Directive:
Omit every image, and transcribe the remaining entries exactly as given.

[Structured figure records]
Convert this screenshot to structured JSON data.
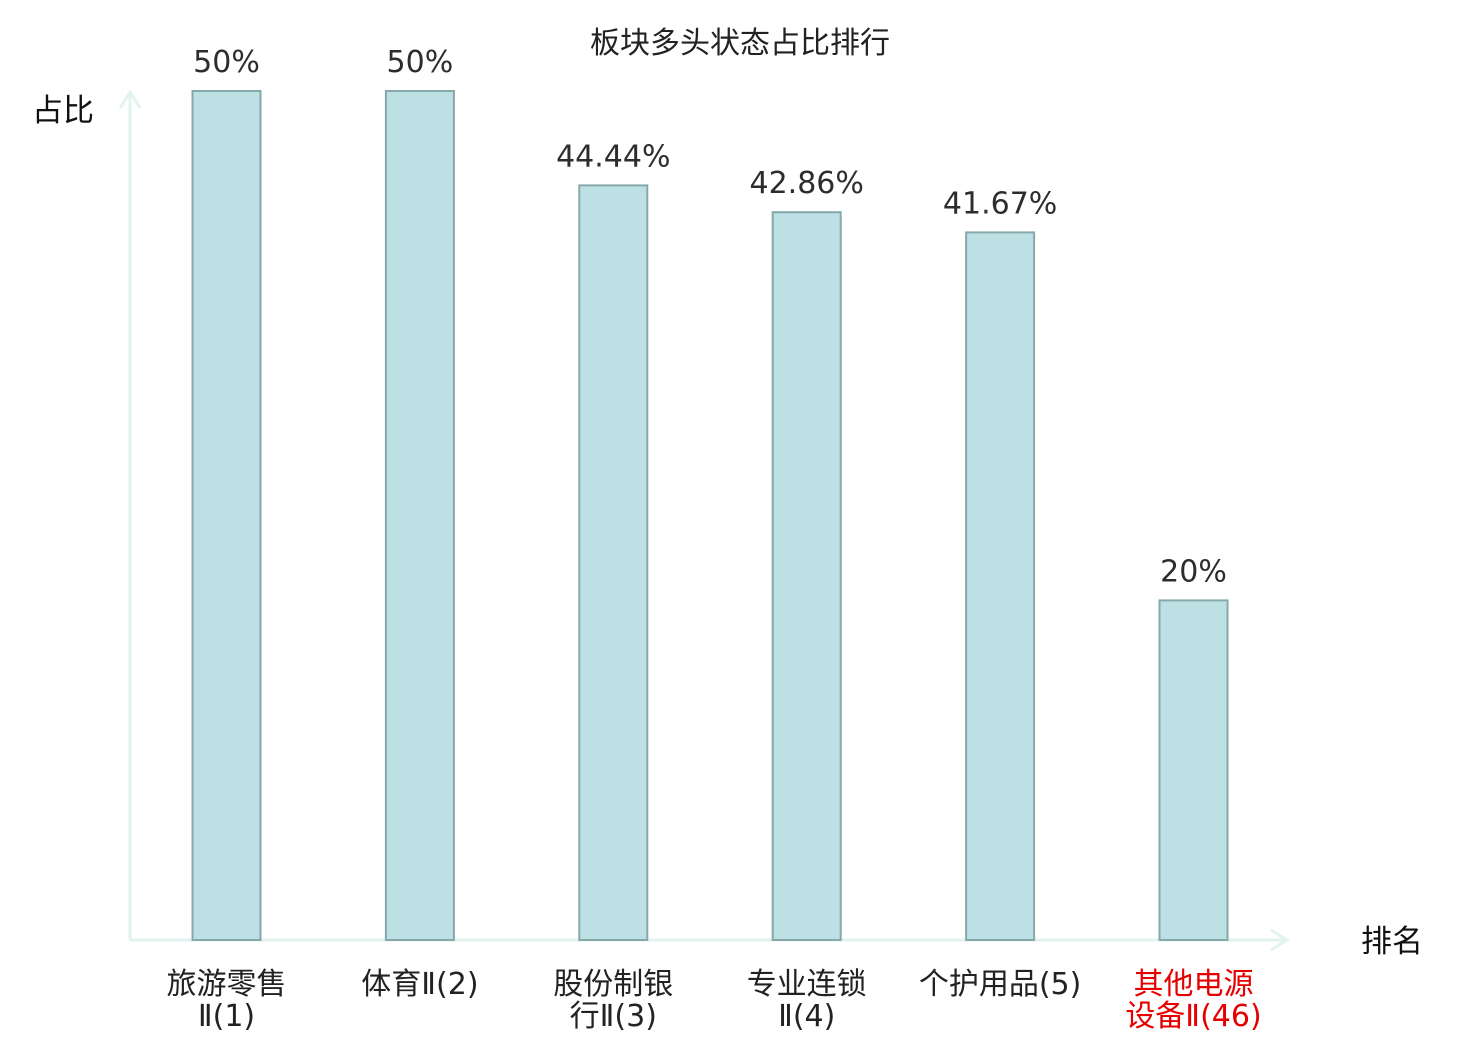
{
  "chart_data": {
    "type": "bar",
    "title": "板块多头状态占比排行",
    "ylabel": "占比",
    "xlabel": "排名",
    "ylim": [
      0,
      50
    ],
    "grid": false,
    "categories": [
      [
        "旅游零售",
        "Ⅱ(1)"
      ],
      [
        "体育Ⅱ(2)"
      ],
      [
        "股份制银",
        "行Ⅱ(3)"
      ],
      [
        "专业连锁",
        "Ⅱ(4)"
      ],
      [
        "个护用品(5)"
      ],
      [
        "其他电源",
        "设备Ⅱ(46)"
      ]
    ],
    "values": [
      50,
      50,
      44.44,
      42.86,
      41.67,
      20
    ],
    "value_labels": [
      "50%",
      "50%",
      "44.44%",
      "42.86%",
      "41.67%",
      "20%"
    ],
    "highlight_index": 5,
    "colors": {
      "bar_fill": "#bce0e3",
      "bar_stroke": "#87a8aa",
      "axis": "#e0f3f1",
      "highlight_text": "#e60000"
    }
  }
}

Result of the task:
Convert this screenshot to structured JSON data.
{
  "chart_data": {
    "type": "bar",
    "title": "板块多头状态占比排行",
    "ylabel": "占比",
    "xlabel": "排名",
    "ylim": [
      0,
      50
    ],
    "grid": false,
    "categories": [
      [
        "旅游零售",
        "Ⅱ(1)"
      ],
      [
        "体育Ⅱ(2)"
      ],
      [
        "股份制银",
        "行Ⅱ(3)"
      ],
      [
        "专业连锁",
        "Ⅱ(4)"
      ],
      [
        "个护用品(5)"
      ],
      [
        "其他电源",
        "设备Ⅱ(46)"
      ]
    ],
    "values": [
      50,
      50,
      44.44,
      42.86,
      41.67,
      20
    ],
    "value_labels": [
      "50%",
      "50%",
      "44.44%",
      "42.86%",
      "41.67%",
      "20%"
    ],
    "highlight_index": 5,
    "colors": {
      "bar_fill": "#bce0e3",
      "bar_stroke": "#87a8aa",
      "axis": "#e0f3f1",
      "highlight_text": "#e60000"
    }
  }
}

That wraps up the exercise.